WORK TO COMPLETE: Search the data for the word "Upward" and copy every line that contains it.

━━ GIVEN RECORDS ━━

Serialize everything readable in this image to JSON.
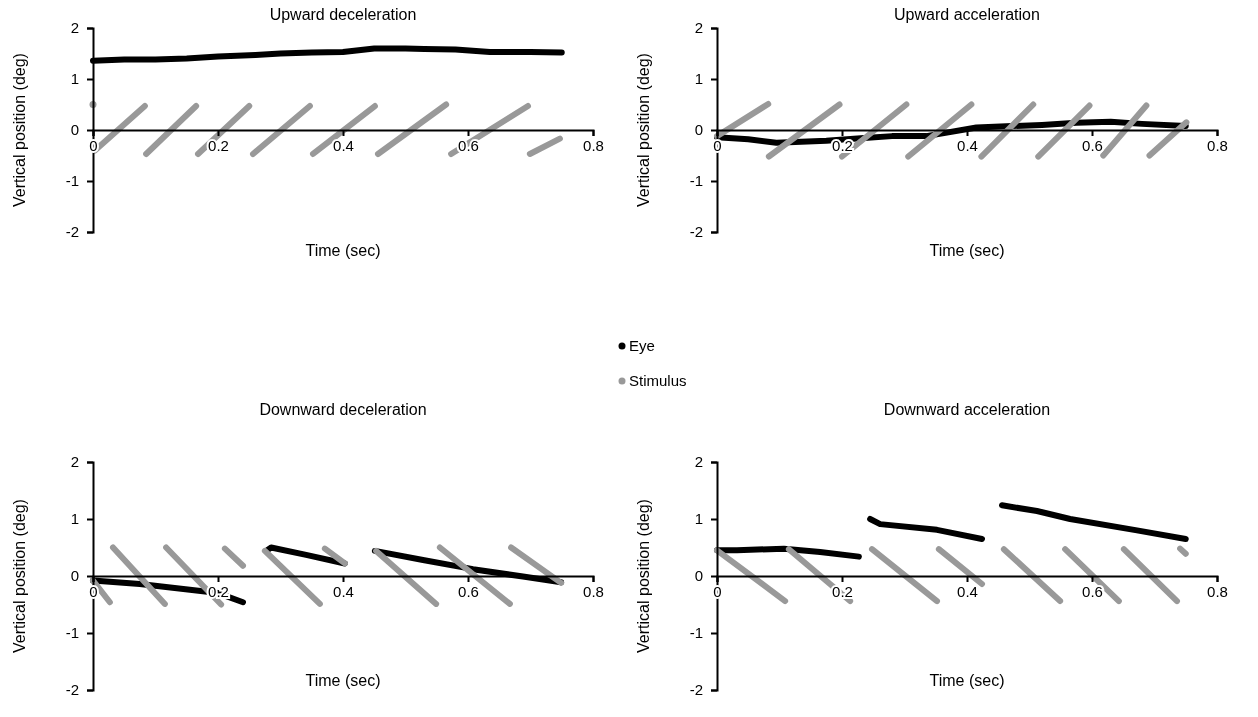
{
  "chart_data": [
    {
      "type": "line",
      "title": "Upward deceleration",
      "xlabel": "Time (sec)",
      "ylabel": "Vertical position (deg)",
      "xlim": [
        0,
        0.8
      ],
      "xticks": [
        0,
        0.2,
        0.4,
        0.6,
        0.8
      ],
      "ylim": [
        -2,
        2
      ],
      "yticks": [
        -2,
        -1,
        0,
        1,
        2
      ],
      "legend": "bottom",
      "series": [
        {
          "name": "Eye",
          "color": "#000000",
          "x": [
            0,
            0.05,
            0.1,
            0.15,
            0.2,
            0.26,
            0.3,
            0.35,
            0.4,
            0.45,
            0.5,
            0.53,
            0.58,
            0.635,
            0.7,
            0.75
          ],
          "values": [
            1.36,
            1.38,
            1.38,
            1.4,
            1.44,
            1.47,
            1.5,
            1.52,
            1.53,
            1.6,
            1.6,
            1.59,
            1.58,
            1.53,
            1.53,
            1.52
          ]
        },
        {
          "name": "Stimulus",
          "color": "#999999",
          "x": [
            0,
            null,
            0.003,
            0.083,
            null,
            0.085,
            0.165,
            null,
            0.168,
            0.25,
            null,
            0.256,
            0.347,
            null,
            0.352,
            0.451,
            null,
            0.456,
            0.565,
            null,
            0.573,
            0.696,
            null,
            0.699,
            0.747
          ],
          "values": [
            0.5,
            null,
            -0.4,
            0.47,
            null,
            -0.47,
            0.47,
            null,
            -0.47,
            0.47,
            null,
            -0.47,
            0.47,
            null,
            -0.47,
            0.47,
            null,
            -0.47,
            0.5,
            null,
            -0.47,
            0.47,
            null,
            -0.47,
            -0.17
          ]
        }
      ]
    },
    {
      "type": "line",
      "title": "Upward acceleration",
      "xlabel": "Time (sec)",
      "ylabel": "Vertical position (deg)",
      "xlim": [
        0,
        0.8
      ],
      "xticks": [
        0,
        0.2,
        0.4,
        0.6,
        0.8
      ],
      "ylim": [
        -2,
        2
      ],
      "yticks": [
        -2,
        -1,
        0,
        1,
        2
      ],
      "series": [
        {
          "color": "#000000",
          "x": [
            0,
            0.05,
            0.095,
            0.175,
            0.23,
            0.28,
            0.335,
            0.415,
            0.52,
            0.575,
            0.63,
            0.68,
            0.75
          ],
          "values": [
            -0.14,
            -0.18,
            -0.25,
            -0.21,
            -0.16,
            -0.12,
            -0.12,
            0.05,
            0.1,
            0.14,
            0.16,
            0.12,
            0.08
          ]
        },
        {
          "color": "#999999",
          "x": [
            0,
            0.082,
            null,
            0.083,
            0.196,
            null,
            0.2,
            0.303,
            null,
            0.306,
            0.407,
            null,
            0.423,
            0.506,
            null,
            0.514,
            0.596,
            null,
            0.618,
            0.687,
            null,
            0.692,
            0.751
          ],
          "values": [
            -0.12,
            0.51,
            null,
            -0.52,
            0.5,
            null,
            -0.52,
            0.5,
            null,
            -0.52,
            0.5,
            null,
            -0.52,
            0.5,
            null,
            -0.52,
            0.48,
            null,
            -0.5,
            0.48,
            null,
            -0.5,
            0.15
          ]
        }
      ]
    },
    {
      "type": "line",
      "title": "Downward deceleration",
      "xlabel": "Time (sec)",
      "ylabel": "Vertical position (deg)",
      "xlim": [
        0,
        0.8
      ],
      "xticks": [
        0,
        0.2,
        0.4,
        0.6,
        0.8
      ],
      "ylim": [
        -2,
        2
      ],
      "yticks": [
        -2,
        -1,
        0,
        1,
        2
      ],
      "series": [
        {
          "color": "#000000",
          "x": [
            0,
            0.075,
            0.155,
            0.2,
            0.24,
            null,
            0.277,
            0.285,
            0.341,
            0.403,
            null,
            0.451,
            0.528,
            0.608,
            0.688,
            0.749
          ],
          "values": [
            -0.08,
            -0.14,
            -0.24,
            -0.3,
            -0.46,
            null,
            0.44,
            0.5,
            0.37,
            0.22,
            null,
            0.44,
            0.28,
            0.12,
            -0.01,
            -0.11
          ]
        },
        {
          "color": "#999999",
          "x": [
            0,
            0.027,
            null,
            0.032,
            0.115,
            null,
            0.117,
            0.205,
            null,
            0.211,
            0.24,
            null,
            0.275,
            0.363,
            null,
            0.371,
            0.403,
            null,
            0.453,
            0.549,
            null,
            0.555,
            0.667,
            null,
            0.669,
            0.749
          ],
          "values": [
            -0.08,
            -0.46,
            null,
            0.5,
            -0.49,
            null,
            0.5,
            -0.5,
            null,
            0.48,
            0.18,
            null,
            0.44,
            -0.49,
            null,
            0.48,
            0.22,
            null,
            0.44,
            -0.49,
            null,
            0.5,
            -0.49,
            null,
            0.5,
            -0.12
          ]
        }
      ]
    },
    {
      "type": "line",
      "title": "Downward acceleration",
      "xlabel": "Time (sec)",
      "ylabel": "Vertical position (deg)",
      "xlim": [
        0,
        0.8
      ],
      "xticks": [
        0,
        0.2,
        0.4,
        0.6,
        0.8
      ],
      "ylim": [
        -2,
        2
      ],
      "yticks": [
        -2,
        -1,
        0,
        1,
        2
      ],
      "series": [
        {
          "color": "#000000",
          "x": [
            0,
            0.032,
            0.107,
            0.165,
            0.227,
            null,
            0.245,
            0.261,
            0.352,
            0.424,
            null,
            0.456,
            0.512,
            0.565,
            0.672,
            0.75
          ],
          "values": [
            0.45,
            0.45,
            0.48,
            0.42,
            0.34,
            null,
            1.0,
            0.91,
            0.81,
            0.65,
            null,
            1.24,
            1.14,
            1.0,
            0.8,
            0.65
          ]
        },
        {
          "color": "#999999",
          "x": [
            0,
            0.109,
            null,
            0.115,
            0.213,
            null,
            0.248,
            0.352,
            null,
            0.355,
            0.424,
            null,
            0.459,
            0.549,
            null,
            0.557,
            0.643,
            null,
            0.651,
            0.736,
            null,
            0.741,
            0.75
          ],
          "values": [
            0.45,
            -0.44,
            null,
            0.47,
            -0.44,
            null,
            0.47,
            -0.44,
            null,
            0.47,
            -0.14,
            null,
            0.47,
            -0.44,
            null,
            0.47,
            -0.44,
            null,
            0.47,
            -0.44,
            null,
            0.48,
            0.39
          ]
        }
      ]
    }
  ]
}
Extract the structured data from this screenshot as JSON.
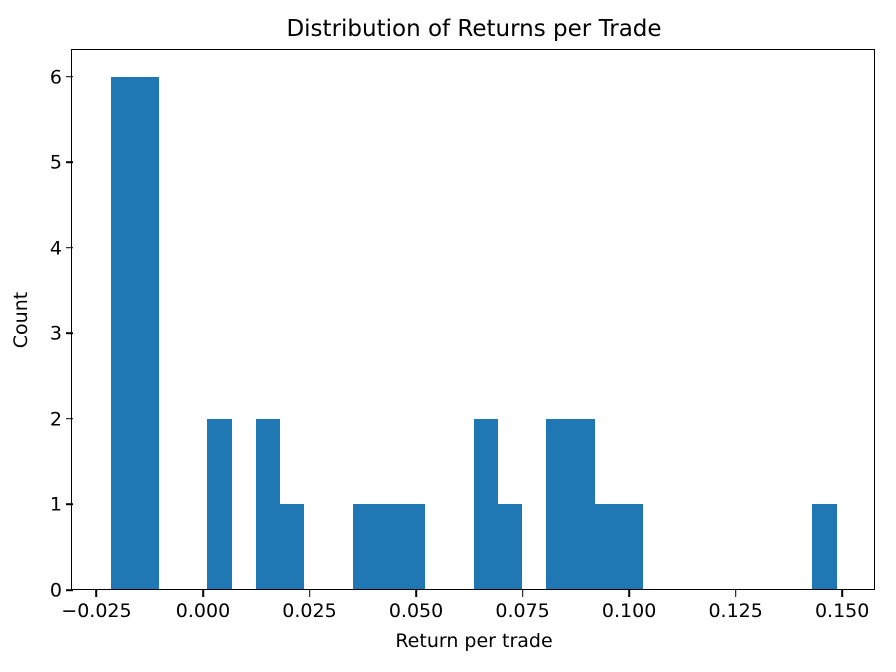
{
  "chart_data": {
    "type": "bar",
    "subtype": "histogram",
    "title": "Distribution of Returns per Trade",
    "xlabel": "Return per trade",
    "ylabel": "Count",
    "bar_color": "#1f77b4",
    "axis_color": "#000000",
    "background_color": "#ffffff",
    "grid": false,
    "legend": "none",
    "histogram": {
      "n_bins": 30,
      "bin_start": -0.0217,
      "bin_width": 0.00568,
      "counts": [
        6,
        6,
        0,
        0,
        2,
        0,
        2,
        1,
        0,
        0,
        1,
        1,
        1,
        0,
        0,
        2,
        1,
        0,
        2,
        2,
        1,
        1,
        0,
        0,
        0,
        0,
        0,
        0,
        0,
        1
      ],
      "total_count": 30
    },
    "xlim": [
      -0.0305,
      0.1577
    ],
    "ylim": [
      0,
      6.3
    ],
    "x_ticks": [
      -0.025,
      0.0,
      0.025,
      0.05,
      0.075,
      0.1,
      0.125,
      0.15
    ],
    "x_tick_labels": [
      "−0.025",
      "0.000",
      "0.025",
      "0.050",
      "0.075",
      "0.100",
      "0.125",
      "0.150"
    ],
    "y_ticks": [
      0,
      1,
      2,
      3,
      4,
      5,
      6
    ],
    "y_tick_labels": [
      "0",
      "1",
      "2",
      "3",
      "4",
      "5",
      "6"
    ]
  }
}
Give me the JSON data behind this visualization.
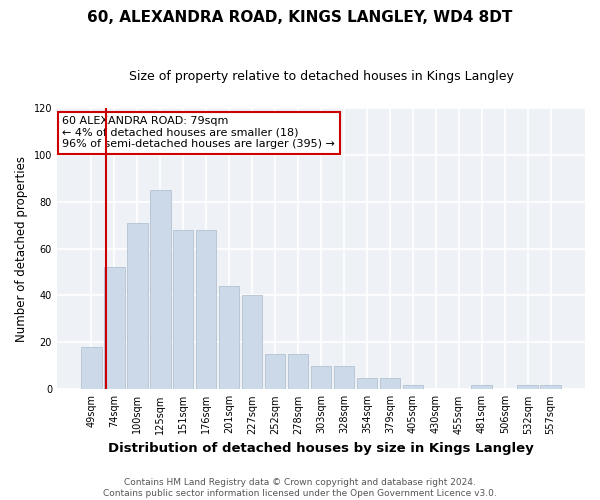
{
  "title": "60, ALEXANDRA ROAD, KINGS LANGLEY, WD4 8DT",
  "subtitle": "Size of property relative to detached houses in Kings Langley",
  "xlabel": "Distribution of detached houses by size in Kings Langley",
  "ylabel": "Number of detached properties",
  "footer_line1": "Contains HM Land Registry data © Crown copyright and database right 2024.",
  "footer_line2": "Contains public sector information licensed under the Open Government Licence v3.0.",
  "annotation_title": "60 ALEXANDRA ROAD: 79sqm",
  "annotation_line2": "← 4% of detached houses are smaller (18)",
  "annotation_line3": "96% of semi-detached houses are larger (395) →",
  "bar_labels": [
    "49sqm",
    "74sqm",
    "100sqm",
    "125sqm",
    "151sqm",
    "176sqm",
    "201sqm",
    "227sqm",
    "252sqm",
    "278sqm",
    "303sqm",
    "328sqm",
    "354sqm",
    "379sqm",
    "405sqm",
    "430sqm",
    "455sqm",
    "481sqm",
    "506sqm",
    "532sqm",
    "557sqm"
  ],
  "bar_values": [
    18,
    52,
    71,
    85,
    68,
    68,
    44,
    40,
    15,
    15,
    10,
    10,
    5,
    5,
    2,
    0,
    0,
    2,
    0,
    2,
    2
  ],
  "bar_color": "#ccd9e8",
  "bar_edge_color": "#aabbcc",
  "vline_color": "#cc0000",
  "vline_x": 0.65,
  "ylim": [
    0,
    120
  ],
  "yticks": [
    0,
    20,
    40,
    60,
    80,
    100,
    120
  ],
  "bg_color": "#ffffff",
  "plot_bg_color": "#eef2f7",
  "grid_color": "#ffffff",
  "annotation_box_facecolor": "#ffffff",
  "annotation_box_edgecolor": "#cc0000",
  "title_fontsize": 11,
  "subtitle_fontsize": 9,
  "xlabel_fontsize": 9.5,
  "ylabel_fontsize": 8.5,
  "tick_fontsize": 7,
  "footer_fontsize": 6.5,
  "annotation_fontsize": 8
}
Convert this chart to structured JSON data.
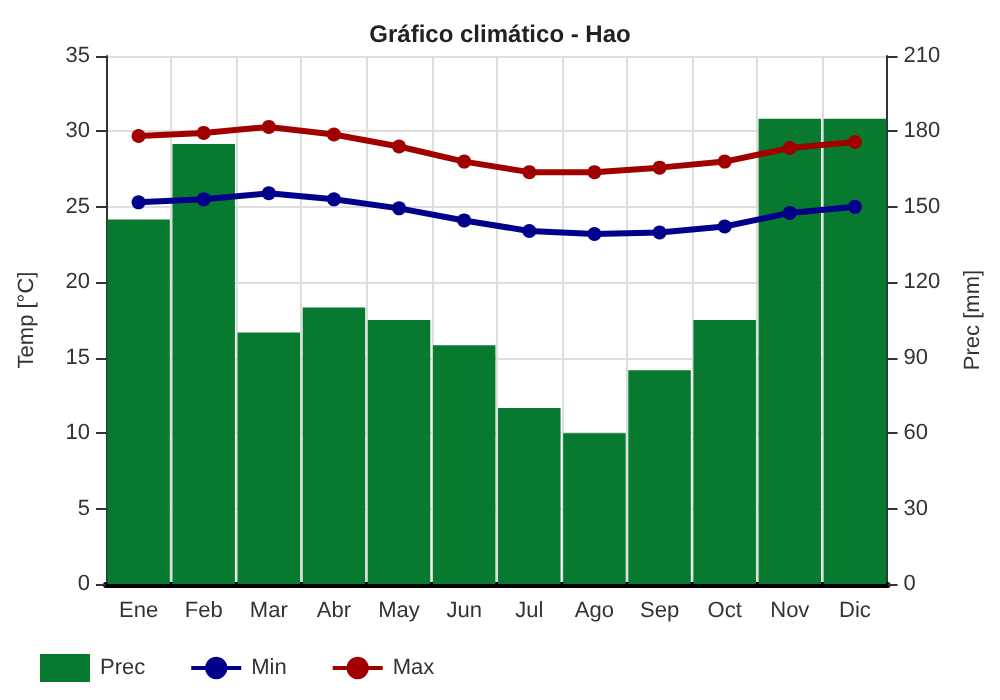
{
  "chart_data": {
    "type": "bar",
    "title": "Gráfico climático - Hao",
    "ylabel": "Temp [°C]",
    "y2label": "Prec [mm]",
    "categories": [
      "Ene",
      "Feb",
      "Mar",
      "Abr",
      "May",
      "Jun",
      "Jul",
      "Ago",
      "Sep",
      "Oct",
      "Nov",
      "Dic"
    ],
    "series": [
      {
        "name": "Prec",
        "axis": "y2",
        "color": "#077a30",
        "values": [
          145,
          175,
          100,
          110,
          105,
          95,
          70,
          60,
          85,
          105,
          185,
          185
        ]
      },
      {
        "name": "Min",
        "type": "line",
        "color": "#00008b",
        "values": [
          25.3,
          25.5,
          25.9,
          25.5,
          24.9,
          24.1,
          23.4,
          23.2,
          23.3,
          23.7,
          24.6,
          25.0
        ]
      },
      {
        "name": "Max",
        "type": "line",
        "color": "#a00000",
        "values": [
          29.7,
          29.9,
          30.3,
          29.8,
          29.0,
          28.0,
          27.3,
          27.3,
          27.6,
          28.0,
          28.9,
          29.3
        ]
      }
    ],
    "ylim": [
      0,
      35
    ],
    "yticks": [
      0,
      5,
      10,
      15,
      20,
      25,
      30,
      35
    ],
    "y2lim": [
      0,
      210
    ],
    "y2ticks": [
      0,
      30,
      60,
      90,
      120,
      150,
      180,
      210
    ],
    "grid": true,
    "legend": "bottom left",
    "marker": "circle",
    "line_style": "solid"
  }
}
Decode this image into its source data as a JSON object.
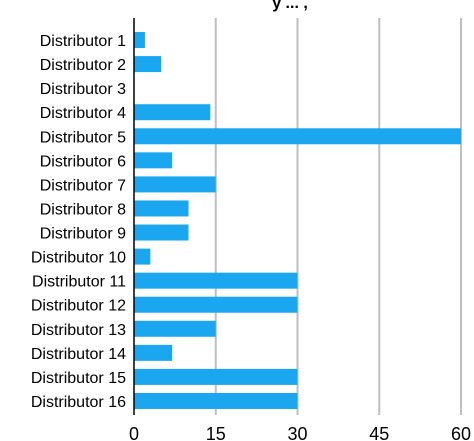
{
  "chart_data": {
    "type": "bar",
    "orientation": "horizontal",
    "title": "y ... ,",
    "xlabel": "",
    "ylabel": "",
    "categories": [
      "Distributor 1",
      "Distributor 2",
      "Distributor 3",
      "Distributor 4",
      "Distributor 5",
      "Distributor 6",
      "Distributor 7",
      "Distributor 8",
      "Distributor 9",
      "Distributor 10",
      "Distributor 11",
      "Distributor 12",
      "Distributor 13",
      "Distributor 14",
      "Distributor 15",
      "Distributor 16"
    ],
    "values": [
      2,
      5,
      0,
      14,
      60,
      7,
      15,
      10,
      10,
      3,
      30,
      30,
      15,
      7,
      30,
      30
    ],
    "xlim": [
      0,
      60
    ],
    "xticks": [
      0,
      15,
      30,
      45,
      60
    ],
    "grid": "vertical",
    "legend": "none",
    "colors": {
      "bar": "#1aa7f0",
      "grid": "#bfbfbf",
      "axis": "#000000"
    }
  }
}
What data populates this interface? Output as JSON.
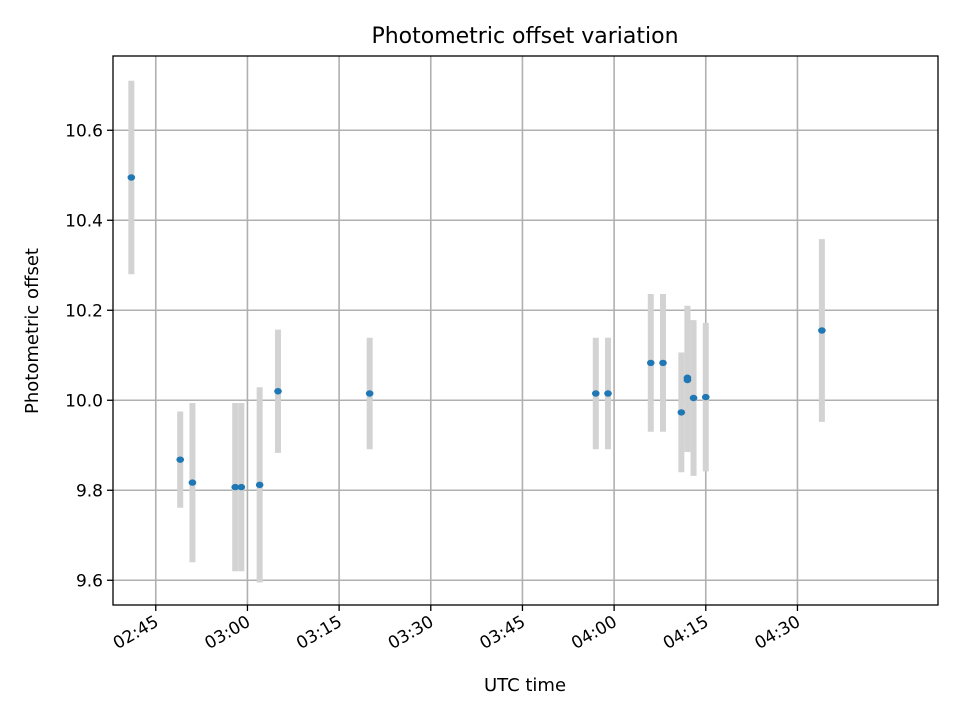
{
  "chart_data": {
    "type": "scatter",
    "title": "Photometric offset variation",
    "xlabel": "UTC time",
    "ylabel": "Photometric offset",
    "x_unit": "UTC time of day (HH:MM)",
    "xlim": [
      "02:38",
      "04:53"
    ],
    "ylim": [
      9.545,
      10.765
    ],
    "x_ticks": [
      "02:45",
      "03:00",
      "03:15",
      "03:30",
      "03:45",
      "04:00",
      "04:15",
      "04:30"
    ],
    "y_ticks": [
      9.6,
      9.8,
      10.0,
      10.2,
      10.4,
      10.6
    ],
    "y_tick_labels": [
      "9.6",
      "9.8",
      "10.0",
      "10.2",
      "10.4",
      "10.6"
    ],
    "grid": true,
    "error_bars": true,
    "colors": {
      "points": "#1f77b4",
      "error_bars": "#d3d3d3",
      "grid": "#b0b0b0"
    },
    "points": [
      {
        "x": "02:41",
        "y": 10.495,
        "yerr": 0.215
      },
      {
        "x": "02:49",
        "y": 9.868,
        "yerr": 0.107
      },
      {
        "x": "02:51",
        "y": 9.817,
        "yerr": 0.177
      },
      {
        "x": "02:58",
        "y": 9.807,
        "yerr": 0.187
      },
      {
        "x": "02:59",
        "y": 9.807,
        "yerr": 0.187
      },
      {
        "x": "03:02",
        "y": 9.812,
        "yerr": 0.217
      },
      {
        "x": "03:05",
        "y": 10.02,
        "yerr": 0.137
      },
      {
        "x": "03:20",
        "y": 10.015,
        "yerr": 0.124
      },
      {
        "x": "03:57",
        "y": 10.015,
        "yerr": 0.124
      },
      {
        "x": "03:59",
        "y": 10.015,
        "yerr": 0.124
      },
      {
        "x": "04:06",
        "y": 10.083,
        "yerr": 0.153
      },
      {
        "x": "04:08",
        "y": 10.083,
        "yerr": 0.153
      },
      {
        "x": "04:11",
        "y": 9.973,
        "yerr": 0.133
      },
      {
        "x": "04:12",
        "y": 10.05,
        "yerr": 0.16
      },
      {
        "x": "04:12",
        "y": 10.045,
        "yerr": 0.16
      },
      {
        "x": "04:13",
        "y": 10.005,
        "yerr": 0.173
      },
      {
        "x": "04:15",
        "y": 10.007,
        "yerr": 0.165
      },
      {
        "x": "04:34",
        "y": 10.155,
        "yerr": 0.203
      }
    ]
  }
}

━━━

REPLY:
      "title": "Upward deceleration",
      "title": "Upward acceleration",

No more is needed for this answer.